# start of Recorded data
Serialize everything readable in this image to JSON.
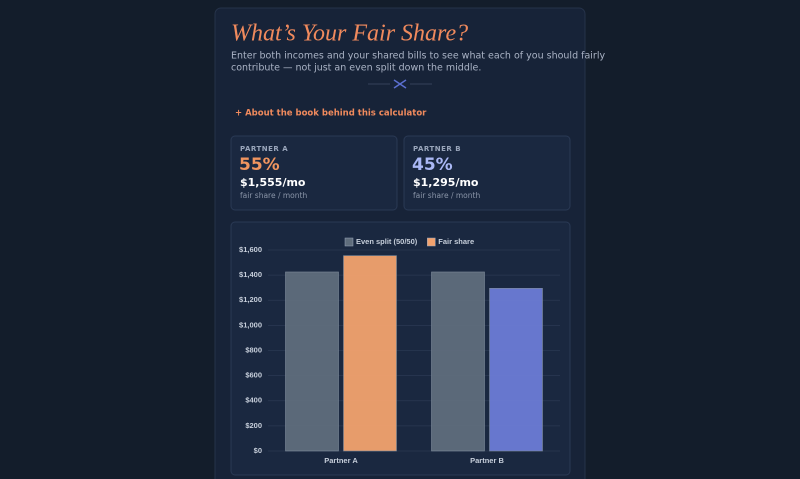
{
  "header": {
    "title": "What’s Your Fair Share?",
    "subtitle_lines": [
      "Enter both incomes and your shared bills to see what each of you should fairly",
      "contribute — not just an even split down the middle."
    ]
  },
  "link": "+ About the book behind this calculator",
  "cards": [
    {
      "label": "PARTNER A",
      "percent": "55%",
      "amount": "$1,555/mo",
      "caption": "fair share / month"
    },
    {
      "label": "PARTNER B",
      "percent": "45%",
      "amount": "$1,295/mo",
      "caption": "fair share / month"
    }
  ],
  "chart_data": {
    "type": "bar",
    "categories": [
      "Partner A",
      "Partner B"
    ],
    "series": [
      {
        "name": "Even split (50/50)",
        "color": "#5f6d7c",
        "values": [
          1425,
          1425
        ]
      },
      {
        "name": "Fair share",
        "color": "#f2a26e",
        "colors": [
          "#f2a26e",
          "#6b7bd6"
        ],
        "values": [
          1555,
          1295
        ]
      }
    ],
    "ylim": [
      0,
      1600
    ],
    "yticks": [
      {
        "value": 0,
        "label": "$0"
      },
      {
        "value": 200,
        "label": "$200"
      },
      {
        "value": 400,
        "label": "$400"
      },
      {
        "value": 600,
        "label": "$600"
      },
      {
        "value": 800,
        "label": "$800"
      },
      {
        "value": 1000,
        "label": "$1,000"
      },
      {
        "value": 1200,
        "label": "$1,200"
      },
      {
        "value": 1400,
        "label": "$1,400"
      },
      {
        "value": 1600,
        "label": "$1,600"
      }
    ],
    "grid": true,
    "legend": "top"
  }
}
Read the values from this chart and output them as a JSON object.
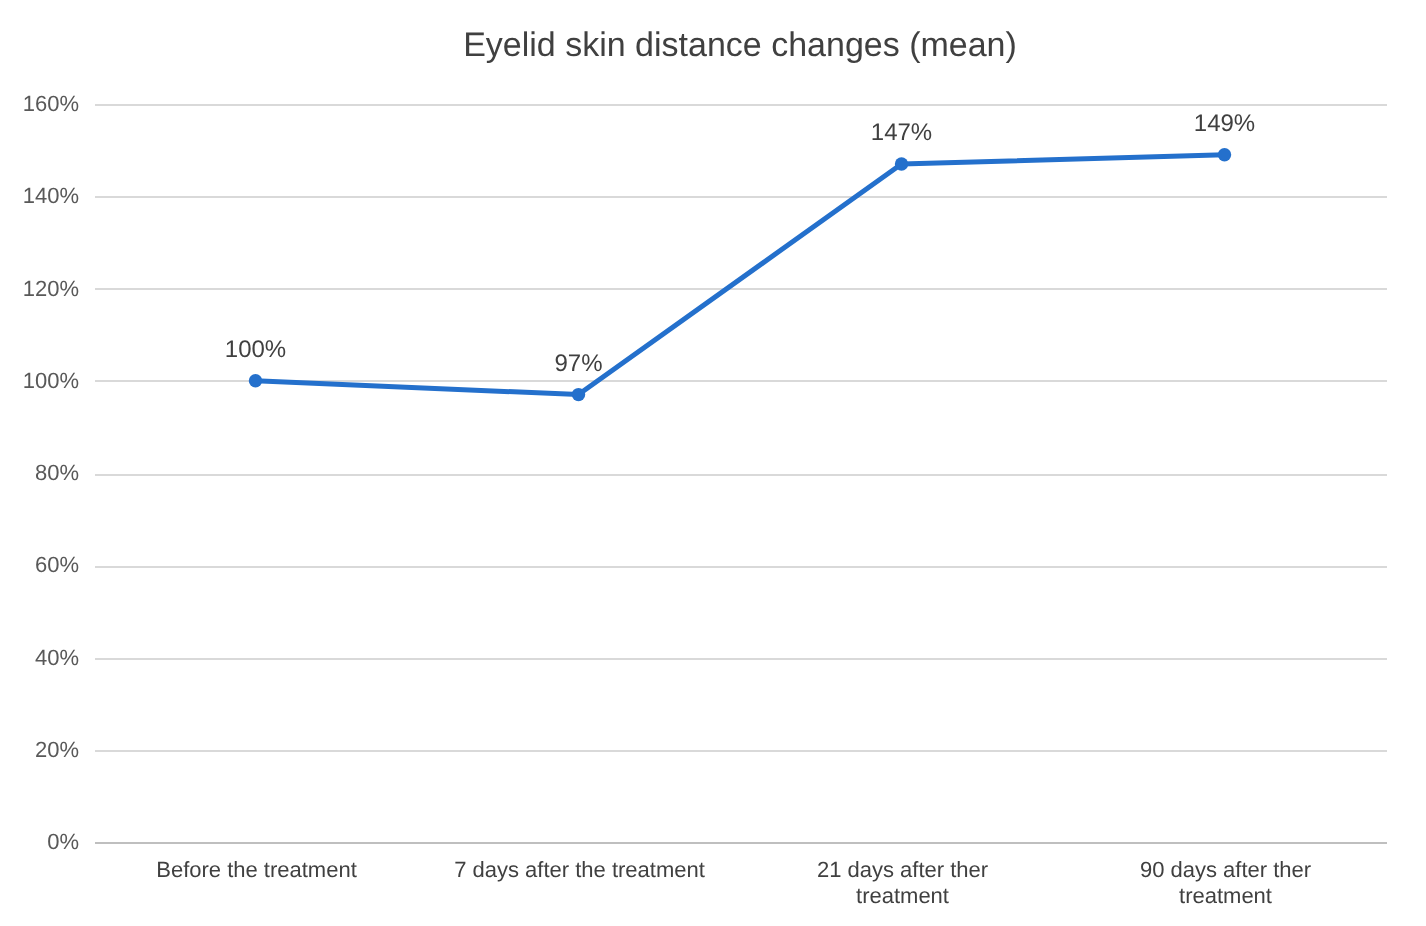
{
  "chart_data": {
    "type": "line",
    "title": "Eyelid skin distance changes (mean)",
    "categories": [
      "Before the treatment",
      "7 days after the treatment",
      "21 days after ther treatment",
      "90 days after ther treatment"
    ],
    "series": [
      {
        "color": "#2470cc",
        "values": [
          100,
          97,
          147,
          149
        ],
        "value_labels": [
          "100%",
          "97%",
          "147%",
          "149%"
        ]
      }
    ],
    "ylim": [
      0,
      160
    ],
    "yticks": [
      {
        "value": 0,
        "label": "0%"
      },
      {
        "value": 20,
        "label": "20%"
      },
      {
        "value": 40,
        "label": "40%"
      },
      {
        "value": 60,
        "label": "60%"
      },
      {
        "value": 80,
        "label": "80%"
      },
      {
        "value": 100,
        "label": "100%"
      },
      {
        "value": 120,
        "label": "120%"
      },
      {
        "value": 140,
        "label": "140%"
      },
      {
        "value": 160,
        "label": "160%"
      }
    ],
    "grid": "y",
    "marker": "circle",
    "line_style": "solid"
  }
}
# end of Recorded data
● Task directions
Your answer should be a single number: the count of lines containing the word "days".

● Exercise output
3